### The task
Search the material for the word "name" and report each line where it turns up.
————————
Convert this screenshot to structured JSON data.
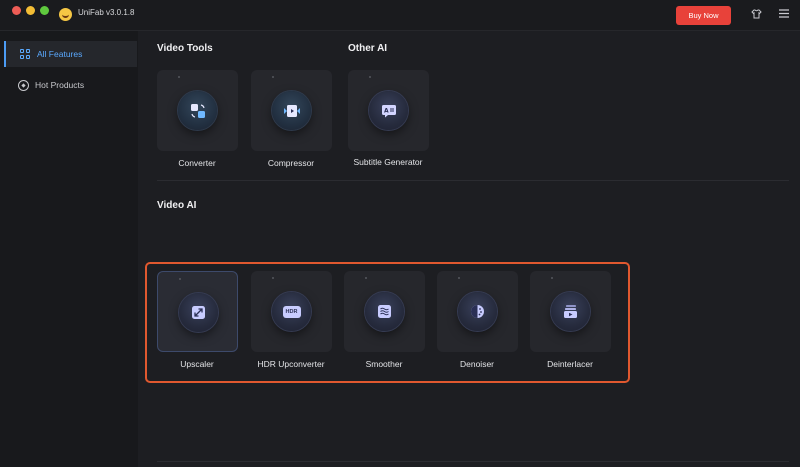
{
  "window": {
    "title": "UniFab v3.0.1.8",
    "buy_button": "Buy Now",
    "icons": [
      "app-logo-icon",
      "shirt-icon",
      "menu-icon"
    ]
  },
  "sidebar": {
    "items": [
      {
        "label": "All Features",
        "icon": "grid-icon",
        "active": true
      },
      {
        "label": "Hot Products",
        "icon": "compass-icon",
        "active": false
      }
    ]
  },
  "sections": {
    "video_tools": {
      "title": "Video Tools",
      "items": [
        {
          "label": "Converter",
          "icon": "convert-icon"
        },
        {
          "label": "Compressor",
          "icon": "compress-icon"
        }
      ]
    },
    "other_ai": {
      "title": "Other AI",
      "items": [
        {
          "label": "Subtitle Generator",
          "icon": "subtitle-icon"
        }
      ]
    },
    "video_ai": {
      "title": "Video AI",
      "items": [
        {
          "label": "Upscaler",
          "icon": "upscale-icon",
          "glyph": "↗"
        },
        {
          "label": "HDR Upconverter",
          "icon": "hdr-icon",
          "glyph": "HDR"
        },
        {
          "label": "Smoother",
          "icon": "smoother-icon",
          "glyph": "≋"
        },
        {
          "label": "Denoiser",
          "icon": "denoise-icon",
          "glyph": "◐"
        },
        {
          "label": "Deinterlacer",
          "icon": "deinterlace-icon",
          "glyph": "▶"
        }
      ]
    }
  },
  "colors": {
    "accent": "#4c9cf5",
    "buy": "#e8423a",
    "highlight": "#e0582f"
  }
}
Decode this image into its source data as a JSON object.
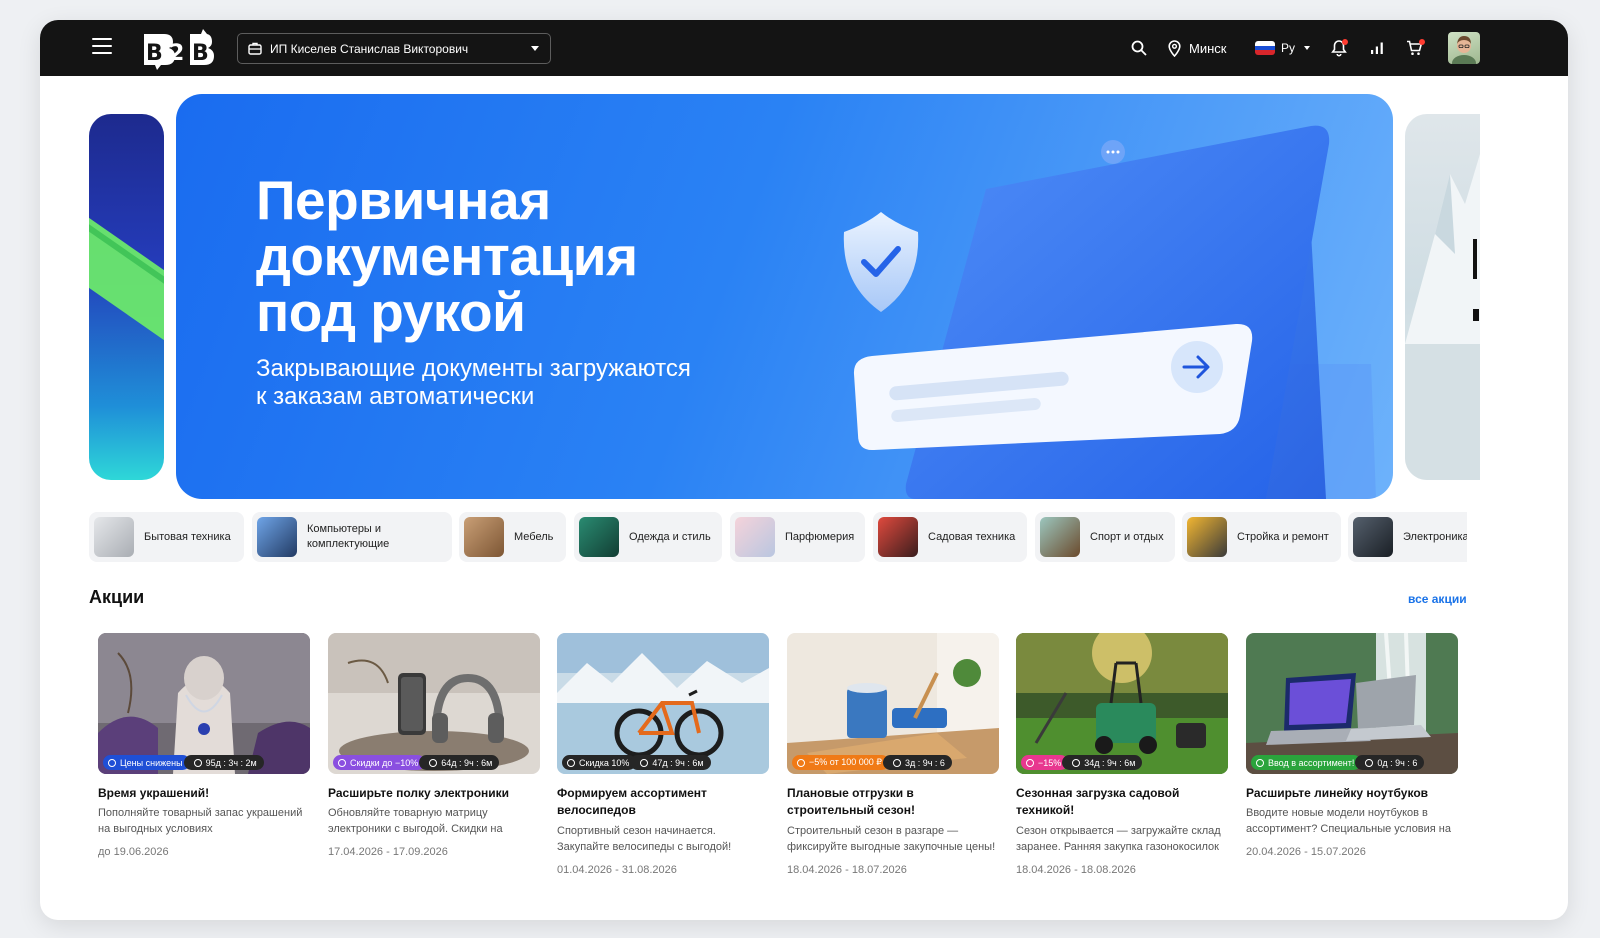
{
  "header": {
    "company": "ИП Киселев Станислав Викторович",
    "city": "Минск",
    "lang": "Ру",
    "logo_text": "B2B"
  },
  "banner": {
    "title_lines": [
      "Первичная",
      "документация",
      "под рукой"
    ],
    "subtitle_lines": [
      "Закрывающие документы загружаются",
      "к заказам автоматически"
    ]
  },
  "categories": [
    {
      "label": "Бытовая техника",
      "color": "#c9ccd2"
    },
    {
      "label": "Компьютеры и комплектующие",
      "color": "#5a8fd6"
    },
    {
      "label": "Мебель",
      "color": "#b58a63"
    },
    {
      "label": "Одежда и стиль",
      "color": "#1d6b58"
    },
    {
      "label": "Парфюмерия",
      "color": "#e8b9c4"
    },
    {
      "label": "Садовая техника",
      "color": "#c8342e"
    },
    {
      "label": "Спорт и отдых",
      "color": "#7aa7a0"
    },
    {
      "label": "Стройка и ремонт",
      "color": "#d49a1f"
    },
    {
      "label": "Электроника",
      "color": "#2e3640"
    }
  ],
  "promos": {
    "title": "Акции",
    "all_link": "все акции",
    "items": [
      {
        "badge": "Цены снижены",
        "badge_color": "#1f4fd6",
        "timer": "95д : 3ч : 2м",
        "title": "Время украшений!",
        "desc": "Пополняйте товарный запас украшений на выгодных условиях",
        "dates": "до 19.06.2026"
      },
      {
        "badge": "Скидки до −10%",
        "badge_color": "#8a4fe0",
        "timer": "64д : 9ч : 6м",
        "title": "Расширьте полку электроники",
        "desc": "Обновляйте товарную матрицу электроники с выгодой. Скидки на",
        "dates": "17.04.2026 - 17.09.2026"
      },
      {
        "badge": "Скидка 10%",
        "badge_color": "#262626",
        "timer": "47д : 9ч : 6м",
        "title": "Формируем ассортимент велосипедов",
        "desc": "Спортивный сезон начинается. Закупайте велосипеды с выгодой!",
        "dates": "01.04.2026 - 31.08.2026"
      },
      {
        "badge": "−5% от 100 000 ₽",
        "badge_color": "#f07a16",
        "timer": "3д : 9ч : 6",
        "title": "Плановые отгрузки в строительный сезон!",
        "desc": "Строительный сезон в разгаре — фиксируйте выгодные закупочные цены!",
        "dates": "18.04.2026 - 18.07.2026"
      },
      {
        "badge": "−15%",
        "badge_color": "#e8378f",
        "timer": "34д : 9ч : 6м",
        "title": "Сезонная загрузка садовой техникой!",
        "desc": "Сезон открывается — загружайте склад заранее. Ранняя закупка газонокосилок",
        "dates": "18.04.2026 - 18.08.2026"
      },
      {
        "badge": "Ввод в ассортимент!",
        "badge_color": "#2aa43c",
        "timer": "0д : 9ч : 6",
        "title": "Расширьте линейку ноутбуков",
        "desc": "Вводите новые модели ноутбуков в ассортимент? Специальные условия на",
        "dates": "20.04.2026 - 15.07.2026"
      }
    ]
  }
}
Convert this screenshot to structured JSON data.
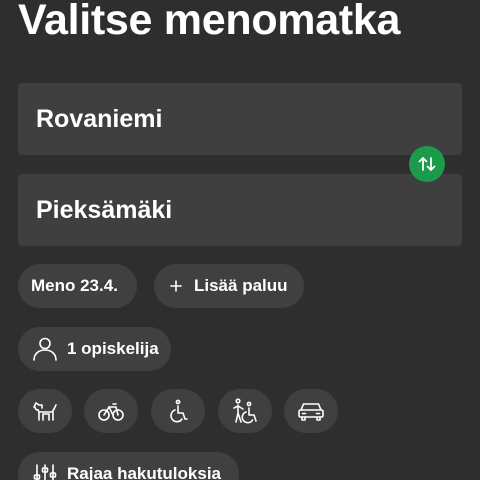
{
  "header": {
    "title": "Valitse menomatka"
  },
  "route": {
    "origin": "Rovaniemi",
    "destination": "Pieksämäki",
    "swap_icon": "swap-vertical-arrows-icon",
    "swap_color": "#1c9b4a"
  },
  "trip": {
    "departure_label": "Meno 23.4.",
    "add_return_label": "Lisää paluu",
    "add_return_icon": "plus-icon"
  },
  "passengers": {
    "label": "1 opiskelija",
    "icon": "person-icon"
  },
  "services": [
    {
      "name": "pet",
      "icon": "dog-icon"
    },
    {
      "name": "bicycle",
      "icon": "bicycle-icon"
    },
    {
      "name": "wheelchair",
      "icon": "wheelchair-icon"
    },
    {
      "name": "assistance",
      "icon": "assisted-person-icon"
    },
    {
      "name": "car",
      "icon": "car-icon"
    }
  ],
  "filters": {
    "label": "Rajaa hakutuloksia",
    "icon": "sliders-icon"
  },
  "colors": {
    "background": "#2e2e2e",
    "surface": "#3f3f3f",
    "accent": "#1c9b4a",
    "text": "#ffffff"
  }
}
————————
### Solution to the exercise
      "name": "pet",
      "name": "bicycle",
      "name": "wheelchair",
      "name": "assistance",
      "name": "car",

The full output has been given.